_WHAT IS ASKED:_ Put the lines of the listing into a numbered list, from the line with "- Text: 142, THE" to the line with "- Text: 142 THE BASSETTS: 81sqm", both included and with blank lines left out.
# Start of EXERCISE DATA
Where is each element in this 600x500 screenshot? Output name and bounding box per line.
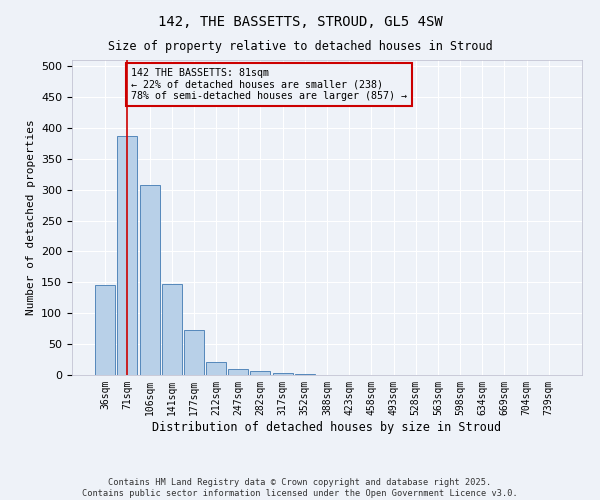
- Text: 142, THE BASSETTS, STROUD, GL5 4SW: 142, THE BASSETTS, STROUD, GL5 4SW: [158, 15, 442, 29]
- Bar: [272, 372, 293, 375]
- Bar: [95, 286, 115, 375]
- Bar: [250, 370, 271, 375]
- Y-axis label: Number of detached properties: Number of detached properties: [26, 120, 35, 316]
- Bar: [295, 374, 315, 375]
- Bar: [140, 185, 160, 375]
- Bar: [118, 136, 137, 375]
- X-axis label: Distribution of detached houses by size in Stroud: Distribution of detached houses by size …: [152, 420, 502, 434]
- Bar: [228, 369, 248, 375]
- Bar: [184, 330, 204, 375]
- Bar: [206, 362, 226, 375]
- Text: Contains HM Land Registry data © Crown copyright and database right 2025.
Contai: Contains HM Land Registry data © Crown c…: [82, 478, 518, 498]
- Bar: [162, 284, 182, 375]
- Text: 142 THE BASSETTS: 81sqm
← 22% of detached houses are smaller (238)
78% of semi-d: 142 THE BASSETTS: 81sqm ← 22% of detache…: [131, 68, 407, 101]
- Text: Size of property relative to detached houses in Stroud: Size of property relative to detached ho…: [107, 40, 493, 53]
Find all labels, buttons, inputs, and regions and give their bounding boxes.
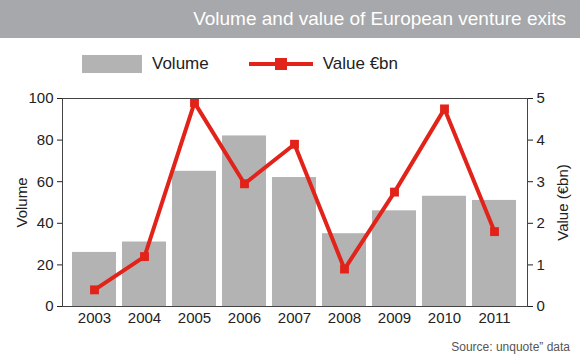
svg-text:0: 0 <box>45 297 53 314</box>
svg-text:2005: 2005 <box>178 309 211 326</box>
svg-text:2010: 2010 <box>428 309 461 326</box>
svg-text:0: 0 <box>537 297 545 314</box>
svg-text:1: 1 <box>537 256 545 273</box>
svg-text:2007: 2007 <box>278 309 311 326</box>
svg-text:60: 60 <box>37 173 54 190</box>
svg-text:Value (€bn): Value (€bn) <box>554 164 571 240</box>
svg-text:40: 40 <box>37 214 54 231</box>
svg-text:20: 20 <box>37 256 54 273</box>
svg-text:2011: 2011 <box>478 309 510 326</box>
svg-text:2006: 2006 <box>228 309 261 326</box>
svg-text:4: 4 <box>537 131 545 148</box>
svg-text:100: 100 <box>28 90 53 106</box>
svg-text:5: 5 <box>537 90 545 106</box>
svg-text:2003: 2003 <box>78 309 111 326</box>
svg-text:80: 80 <box>37 131 54 148</box>
svg-text:3: 3 <box>537 173 545 190</box>
html-text:Source: unquote” data: Source: unquote” data <box>451 340 570 354</box>
html-text:Volume: Volume <box>152 54 209 73</box>
svg-text:2008: 2008 <box>328 309 361 326</box>
svg-text:2004: 2004 <box>128 309 161 326</box>
html-text:Volume and value of European v: Volume and value of European venture exi… <box>193 8 566 29</box>
svg-text:Volume: Volume <box>13 177 30 227</box>
svg-text:2009: 2009 <box>378 309 411 326</box>
svg-text:2: 2 <box>537 214 545 231</box>
html-text:Value €bn: Value €bn <box>322 54 398 73</box>
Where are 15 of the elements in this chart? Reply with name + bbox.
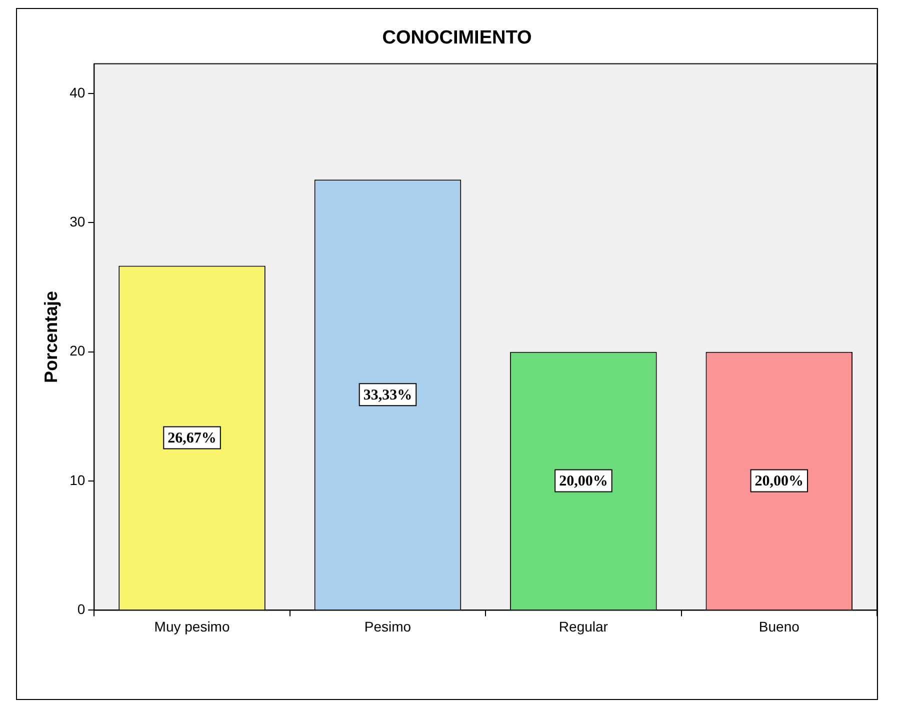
y-tick-label: 20 <box>70 342 86 359</box>
x-tick-label: Bueno <box>758 618 800 634</box>
y-tick-label: 10 <box>70 472 86 488</box>
x-tick-label: Regular <box>558 618 608 634</box>
x-tick-label: Muy pesimo <box>154 618 230 634</box>
y-axis-title: Porcentaje <box>40 290 61 384</box>
y-tick-label: 40 <box>70 84 86 100</box>
y-tick-label: 30 <box>70 214 86 230</box>
x-tick-label: Pesimo <box>364 618 412 634</box>
data-label: 20,00% <box>559 474 608 490</box>
y-tick-label: 0 <box>77 601 86 618</box>
chart-title: CONOCIMIENTO <box>382 28 532 49</box>
data-label: 20,00% <box>754 474 804 490</box>
data-label: 33,33% <box>363 388 412 404</box>
data-label: 26,67% <box>168 430 216 447</box>
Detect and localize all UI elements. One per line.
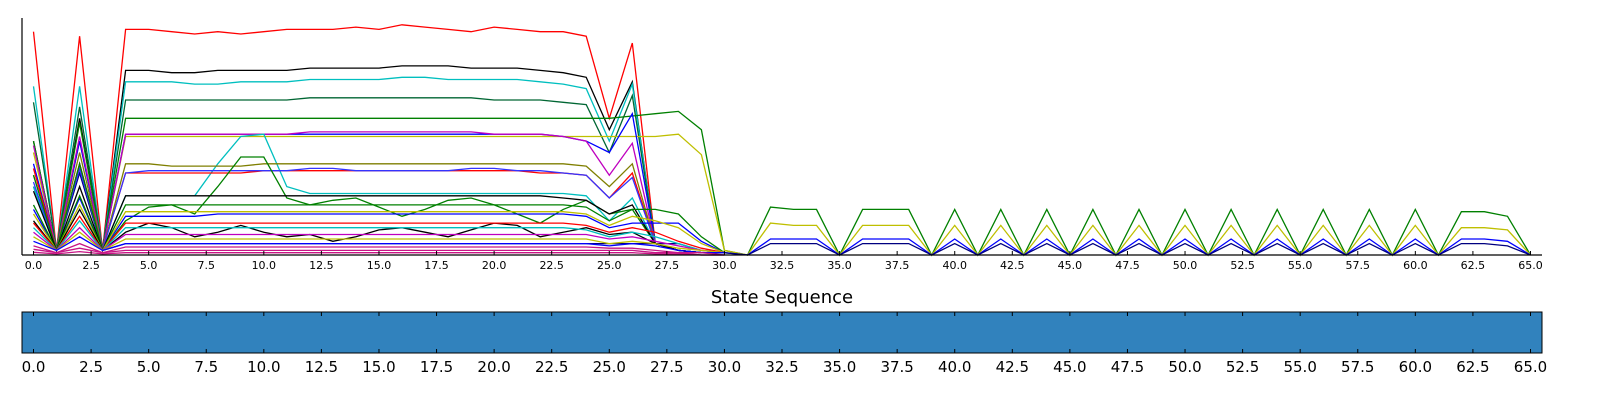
x-tick-label: 35.0: [827, 259, 852, 272]
x-tick-label: 40.0: [938, 358, 971, 376]
state-sequence-bar: [22, 312, 1542, 353]
x-tick-label: 45.0: [1058, 259, 1083, 272]
x-tick-label: 30.0: [708, 358, 741, 376]
x-tick-label: 17.5: [420, 358, 453, 376]
x-tick-label: 20.0: [477, 358, 510, 376]
series-line-22: [33, 226, 725, 254]
x-tick-label: 65.0: [1518, 259, 1543, 272]
x-tick-label: 15.0: [362, 358, 395, 376]
x-tick-label: 40.0: [942, 259, 967, 272]
x-tick-label: 57.5: [1341, 358, 1374, 376]
series-line-15: [32, 184, 725, 254]
x-tick-label: 10.0: [247, 358, 280, 376]
x-tick-label: 52.5: [1226, 358, 1259, 376]
x-tick-label: 10.0: [252, 259, 277, 272]
series-line-26: [33, 247, 725, 256]
x-tick-label: 55.0: [1283, 358, 1316, 376]
x-tick-label: 22.5: [535, 358, 568, 376]
x-tick-label: 20.0: [482, 259, 507, 272]
series-line-3: [32, 76, 725, 254]
x-tick-label: 60.0: [1403, 259, 1428, 272]
x-tick-label: 30.0: [712, 259, 737, 272]
series-line-2: [32, 65, 725, 254]
x-tick-label: 62.5: [1456, 358, 1489, 376]
x-tick-label: 32.5: [765, 358, 798, 376]
series-line-16: [32, 196, 725, 254]
x-tick-label: 42.5: [996, 358, 1029, 376]
x-axis-ticks: 0.0 2.5 5.0 7.5 10.0 12.5 15.0 17.5 20.0 22.5 25.0…: [25, 251, 1543, 272]
x-tick-label: 62.5: [1461, 259, 1486, 272]
chart-title: State Sequence: [711, 287, 853, 308]
series-line-17: [32, 194, 725, 254]
series-line-13: [32, 165, 725, 254]
series-line-23: [33, 231, 725, 254]
series-line-25: [33, 242, 725, 256]
x-tick-label: 37.5: [880, 358, 913, 376]
line-series-group: [32, 24, 1532, 257]
series-line-20: [33, 215, 725, 254]
x-tick-label: 52.5: [1230, 259, 1255, 272]
series-line-21: [33, 219, 725, 254]
x-tick-label: 12.5: [309, 259, 334, 272]
x-tick-label: 2.5: [82, 259, 100, 272]
x-tick-label: 32.5: [770, 259, 795, 272]
x-tick-label: 37.5: [885, 259, 910, 272]
x-tick-label: 7.5: [197, 259, 215, 272]
x-tick-label: 0.0: [25, 259, 43, 272]
x-tick-label: 57.5: [1346, 259, 1371, 272]
x-tick-label: 17.5: [424, 259, 449, 272]
x-tick-label: 0.0: [22, 358, 46, 376]
series-line-6: [32, 133, 1531, 257]
x-tick-label: 25.0: [593, 358, 626, 376]
x-axis-ticks: 0.0 2.5 5.0 7.5 10.0 12.5 15.0 17.5 20.0 22.5 25.0…: [22, 312, 1547, 376]
series-line-4: [32, 93, 725, 254]
state-sequence-chart: State Sequence 0.0 2.5 5.0 7.5 10.0 12.5 15.0 1…: [21, 287, 1547, 376]
series-line-1: [32, 24, 725, 254]
x-tick-label: 60.0: [1399, 358, 1432, 376]
x-tick-label: 15.0: [367, 259, 392, 272]
x-tick-label: 47.5: [1115, 259, 1140, 272]
x-tick-label: 55.0: [1288, 259, 1313, 272]
x-tick-label: 47.5: [1111, 358, 1144, 376]
series-line-18: [32, 203, 725, 254]
series-line-12: [32, 152, 725, 254]
series-line-24: [33, 236, 725, 254]
x-tick-label: 7.5: [194, 358, 218, 376]
line-chart: 0.0 2.5 5.0 7.5 10.0 12.5 15.0 17.5 20.0 22.5 25.0…: [21, 18, 1543, 272]
x-tick-label: 12.5: [305, 358, 338, 376]
x-tick-label: 50.0: [1173, 259, 1198, 272]
x-tick-label: 22.5: [539, 259, 564, 272]
x-tick-label: 65.0: [1514, 358, 1547, 376]
x-tick-label: 27.5: [650, 358, 683, 376]
series-line-9: [32, 131, 725, 254]
x-tick-label: 25.0: [597, 259, 622, 272]
x-tick-label: 35.0: [823, 358, 856, 376]
x-tick-label: 27.5: [655, 259, 680, 272]
x-tick-label: 45.0: [1053, 358, 1086, 376]
x-tick-label: 50.0: [1168, 358, 1201, 376]
x-tick-label: 42.5: [1000, 259, 1025, 272]
x-tick-label: 5.0: [140, 259, 158, 272]
x-tick-label: 5.0: [137, 358, 161, 376]
series-line-5: [32, 110, 1532, 257]
x-tick-label: 2.5: [79, 358, 103, 376]
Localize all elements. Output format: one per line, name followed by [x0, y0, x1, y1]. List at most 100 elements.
# End of EXERCISE DATA
_EXERCISE SOLUTION:_
1. - Text: 142, THE BASSETTS, STROUD, GL5 4SW: 142, THE BASSETTS, STROUD, GL5 4SW: [158, 15, 442, 29]
2. - Bar: [272, 372, 293, 375]
3. - Bar: [95, 286, 115, 375]
4. - Bar: [250, 370, 271, 375]
5. - Y-axis label: Number of detached properties: Number of detached properties: [26, 120, 35, 316]
6. - Bar: [295, 374, 315, 375]
7. - Bar: [140, 185, 160, 375]
8. - Bar: [118, 136, 137, 375]
9. - X-axis label: Distribution of detached houses by size in Stroud: Distribution of detached houses by size …: [152, 420, 502, 434]
10. - Bar: [228, 369, 248, 375]
11. - Bar: [184, 330, 204, 375]
12. - Bar: [206, 362, 226, 375]
13. - Text: Contains HM Land Registry data © Crown copyright and database right 2025.
14. Contai: Contains HM Land Registry data © Crown c…: [82, 478, 518, 498]
15. - Bar: [162, 284, 182, 375]
16. - Text: 142 THE BASSETTS: 81sqm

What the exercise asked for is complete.